= Exercise aim =
Give the number of lines below that contain "JSON", with no other output.

====================

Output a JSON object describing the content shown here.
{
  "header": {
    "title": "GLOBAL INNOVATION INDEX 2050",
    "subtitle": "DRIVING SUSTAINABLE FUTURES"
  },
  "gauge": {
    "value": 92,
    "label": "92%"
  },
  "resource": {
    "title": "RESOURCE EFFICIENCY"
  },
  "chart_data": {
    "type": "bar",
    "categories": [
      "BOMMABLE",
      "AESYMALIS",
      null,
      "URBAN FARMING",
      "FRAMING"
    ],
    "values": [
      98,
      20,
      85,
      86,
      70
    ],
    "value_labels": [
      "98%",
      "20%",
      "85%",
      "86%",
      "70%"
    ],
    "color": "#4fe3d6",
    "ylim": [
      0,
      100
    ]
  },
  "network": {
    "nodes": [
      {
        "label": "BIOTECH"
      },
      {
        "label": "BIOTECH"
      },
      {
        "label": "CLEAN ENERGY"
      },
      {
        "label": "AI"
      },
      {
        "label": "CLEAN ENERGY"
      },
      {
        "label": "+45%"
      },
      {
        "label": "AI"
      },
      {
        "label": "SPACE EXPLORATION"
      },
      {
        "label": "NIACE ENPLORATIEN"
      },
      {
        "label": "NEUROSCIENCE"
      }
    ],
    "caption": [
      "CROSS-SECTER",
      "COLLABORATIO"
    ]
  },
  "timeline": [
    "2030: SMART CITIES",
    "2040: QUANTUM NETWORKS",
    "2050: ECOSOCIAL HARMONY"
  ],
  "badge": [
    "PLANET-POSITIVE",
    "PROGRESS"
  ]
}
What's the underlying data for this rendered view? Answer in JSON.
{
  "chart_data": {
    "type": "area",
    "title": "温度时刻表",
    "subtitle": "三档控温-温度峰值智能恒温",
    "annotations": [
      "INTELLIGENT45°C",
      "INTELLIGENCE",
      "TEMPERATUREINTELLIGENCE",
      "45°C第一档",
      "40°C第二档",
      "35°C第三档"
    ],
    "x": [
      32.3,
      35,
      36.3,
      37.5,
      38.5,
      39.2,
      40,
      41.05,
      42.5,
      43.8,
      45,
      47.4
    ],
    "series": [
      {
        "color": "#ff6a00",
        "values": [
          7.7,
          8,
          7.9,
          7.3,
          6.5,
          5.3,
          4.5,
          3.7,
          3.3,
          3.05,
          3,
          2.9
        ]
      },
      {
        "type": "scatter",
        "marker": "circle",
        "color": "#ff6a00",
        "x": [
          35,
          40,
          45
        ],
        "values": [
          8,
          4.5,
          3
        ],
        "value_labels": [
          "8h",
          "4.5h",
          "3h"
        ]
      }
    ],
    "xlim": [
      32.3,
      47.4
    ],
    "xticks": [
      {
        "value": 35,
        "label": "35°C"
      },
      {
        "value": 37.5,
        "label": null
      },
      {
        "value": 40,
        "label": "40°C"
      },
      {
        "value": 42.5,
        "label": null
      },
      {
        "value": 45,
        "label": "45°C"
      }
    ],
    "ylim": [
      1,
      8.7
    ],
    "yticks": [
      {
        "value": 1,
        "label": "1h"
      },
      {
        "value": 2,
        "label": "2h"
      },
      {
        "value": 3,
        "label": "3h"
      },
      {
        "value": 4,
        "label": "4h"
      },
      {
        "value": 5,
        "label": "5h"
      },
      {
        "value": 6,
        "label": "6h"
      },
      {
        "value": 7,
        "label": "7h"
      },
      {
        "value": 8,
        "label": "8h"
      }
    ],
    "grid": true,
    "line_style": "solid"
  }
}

====================

= Written solution =
2